* **The problem**
Reproduce all the entries exactly.

* **Task input**

** BEGIN **

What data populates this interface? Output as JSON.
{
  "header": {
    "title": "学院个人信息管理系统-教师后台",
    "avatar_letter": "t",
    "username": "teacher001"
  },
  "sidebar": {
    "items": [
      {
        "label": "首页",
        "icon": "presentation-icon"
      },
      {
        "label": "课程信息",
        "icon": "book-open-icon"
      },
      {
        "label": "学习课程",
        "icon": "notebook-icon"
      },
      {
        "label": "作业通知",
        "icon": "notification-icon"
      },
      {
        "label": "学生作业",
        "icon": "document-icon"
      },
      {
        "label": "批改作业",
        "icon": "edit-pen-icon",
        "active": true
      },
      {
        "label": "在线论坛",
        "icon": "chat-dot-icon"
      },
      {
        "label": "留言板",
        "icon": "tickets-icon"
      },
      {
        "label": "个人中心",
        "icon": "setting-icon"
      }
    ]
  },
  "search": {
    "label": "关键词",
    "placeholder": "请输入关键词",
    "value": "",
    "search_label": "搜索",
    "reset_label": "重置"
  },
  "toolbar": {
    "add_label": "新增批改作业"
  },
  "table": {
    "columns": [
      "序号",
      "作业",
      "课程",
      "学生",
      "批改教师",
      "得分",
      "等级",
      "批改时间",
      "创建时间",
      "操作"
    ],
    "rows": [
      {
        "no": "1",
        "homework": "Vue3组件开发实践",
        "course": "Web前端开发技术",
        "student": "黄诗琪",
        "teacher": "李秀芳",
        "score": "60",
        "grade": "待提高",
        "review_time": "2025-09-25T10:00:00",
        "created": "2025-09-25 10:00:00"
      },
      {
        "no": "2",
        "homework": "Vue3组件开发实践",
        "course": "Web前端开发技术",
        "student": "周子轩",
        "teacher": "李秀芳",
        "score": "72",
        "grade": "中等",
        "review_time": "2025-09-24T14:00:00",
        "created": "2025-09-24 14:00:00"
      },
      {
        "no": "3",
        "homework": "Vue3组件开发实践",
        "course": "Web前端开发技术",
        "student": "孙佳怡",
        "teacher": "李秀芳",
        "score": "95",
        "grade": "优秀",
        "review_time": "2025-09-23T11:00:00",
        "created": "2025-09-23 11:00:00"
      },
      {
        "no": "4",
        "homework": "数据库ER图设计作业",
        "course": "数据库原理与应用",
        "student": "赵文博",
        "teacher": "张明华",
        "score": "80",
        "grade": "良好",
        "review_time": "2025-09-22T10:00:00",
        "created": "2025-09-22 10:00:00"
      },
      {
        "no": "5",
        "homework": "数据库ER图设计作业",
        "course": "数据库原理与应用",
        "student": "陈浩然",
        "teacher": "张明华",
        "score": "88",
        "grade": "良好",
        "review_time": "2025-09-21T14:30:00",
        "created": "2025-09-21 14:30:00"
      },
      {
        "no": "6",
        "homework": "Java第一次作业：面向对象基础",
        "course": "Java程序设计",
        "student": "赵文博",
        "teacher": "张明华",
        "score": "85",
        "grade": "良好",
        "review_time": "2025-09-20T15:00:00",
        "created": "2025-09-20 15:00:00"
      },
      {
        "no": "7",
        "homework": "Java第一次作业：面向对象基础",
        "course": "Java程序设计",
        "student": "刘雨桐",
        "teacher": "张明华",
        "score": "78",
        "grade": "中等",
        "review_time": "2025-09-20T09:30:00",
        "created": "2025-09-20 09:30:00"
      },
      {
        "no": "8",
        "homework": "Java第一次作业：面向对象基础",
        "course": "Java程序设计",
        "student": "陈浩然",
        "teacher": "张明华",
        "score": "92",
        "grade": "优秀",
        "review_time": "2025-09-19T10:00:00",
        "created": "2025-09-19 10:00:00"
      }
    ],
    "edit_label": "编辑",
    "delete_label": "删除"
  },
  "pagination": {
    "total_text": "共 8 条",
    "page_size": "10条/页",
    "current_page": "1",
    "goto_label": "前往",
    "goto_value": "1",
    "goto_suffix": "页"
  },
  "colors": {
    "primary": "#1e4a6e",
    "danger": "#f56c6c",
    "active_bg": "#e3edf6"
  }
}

** END **

* **Finished task**
What data populates this interface? Output as JSON.
{
  "header": {
    "title": "学院个人信息管理系统-教师后台",
    "avatar_letter": "t",
    "username": "teacher001"
  },
  "sidebar": {
    "items": [
      {
        "label": "首页",
        "icon": "presentation-icon"
      },
      {
        "label": "课程信息",
        "icon": "book-open-icon"
      },
      {
        "label": "学习课程",
        "icon": "notebook-icon"
      },
      {
        "label": "作业通知",
        "icon": "notification-icon"
      },
      {
        "label": "学生作业",
        "icon": "document-icon"
      },
      {
        "label": "批改作业",
        "icon": "edit-pen-icon",
        "active": true
      },
      {
        "label": "在线论坛",
        "icon": "chat-dot-icon"
      },
      {
        "label": "留言板",
        "icon": "tickets-icon"
      },
      {
        "label": "个人中心",
        "icon": "setting-icon"
      }
    ]
  },
  "search": {
    "label": "关键词",
    "placeholder": "请输入关键词",
    "value": "",
    "search_label": "搜索",
    "reset_label": "重置"
  },
  "toolbar": {
    "add_label": "新增批改作业"
  },
  "table": {
    "columns": [
      "序号",
      "作业",
      "课程",
      "学生",
      "批改教师",
      "得分",
      "等级",
      "批改时间",
      "创建时间",
      "操作"
    ],
    "rows": [
      {
        "no": "1",
        "homework": "Vue3组件开发实践",
        "course": "Web前端开发技术",
        "student": "黄诗琪",
        "teacher": "李秀芳",
        "score": "60",
        "grade": "待提高",
        "review_time": "2025-09-25T10:00:00",
        "created": "2025-09-25 10:00:00"
      },
      {
        "no": "2",
        "homework": "Vue3组件开发实践",
        "course": "Web前端开发技术",
        "student": "周子轩",
        "teacher": "李秀芳",
        "score": "72",
        "grade": "中等",
        "review_time": "2025-09-24T14:00:00",
        "created": "2025-09-24 14:00:00"
      },
      {
        "no": "3",
        "homework": "Vue3组件开发实践",
        "course": "Web前端开发技术",
        "student": "孙佳怡",
        "teacher": "李秀芳",
        "score": "95",
        "grade": "优秀",
        "review_time": "2025-09-23T11:00:00",
        "created": "2025-09-23 11:00:00"
      },
      {
        "no": "4",
        "homework": "数据库ER图设计作业",
        "course": "数据库原理与应用",
        "student": "赵文博",
        "teacher": "张明华",
        "score": "80",
        "grade": "良好",
        "review_time": "2025-09-22T10:00:00",
        "created": "2025-09-22 10:00:00"
      },
      {
        "no": "5",
        "homework": "数据库ER图设计作业",
        "course": "数据库原理与应用",
        "student": "陈浩然",
        "teacher": "张明华",
        "score": "88",
        "grade": "良好",
        "review_time": "2025-09-21T14:30:00",
        "created": "2025-09-21 14:30:00"
      },
      {
        "no": "6",
        "homework": "Java第一次作业：面向对象基础",
        "course": "Java程序设计",
        "student": "赵文博",
        "teacher": "张明华",
        "score": "85",
        "grade": "良好",
        "review_time": "2025-09-20T15:00:00",
        "created": "2025-09-20 15:00:00"
      },
      {
        "no": "7",
        "homework": "Java第一次作业：面向对象基础",
        "course": "Java程序设计",
        "student": "刘雨桐",
        "teacher": "张明华",
        "score": "78",
        "grade": "中等",
        "review_time": "2025-09-20T09:30:00",
        "created": "2025-09-20 09:30:00"
      },
      {
        "no": "8",
        "homework": "Java第一次作业：面向对象基础",
        "course": "Java程序设计",
        "student": "陈浩然",
        "teacher": "张明华",
        "score": "92",
        "grade": "优秀",
        "review_time": "2025-09-19T10:00:00",
        "created": "2025-09-19 10:00:00"
      }
    ],
    "edit_label": "编辑",
    "delete_label": "删除"
  },
  "pagination": {
    "total_text": "共 8 条",
    "page_size": "10条/页",
    "current_page": "1",
    "goto_label": "前往",
    "goto_value": "1",
    "goto_suffix": "页"
  },
  "colors": {
    "primary": "#1e4a6e",
    "danger": "#f56c6c",
    "active_bg": "#e3edf6"
  }
}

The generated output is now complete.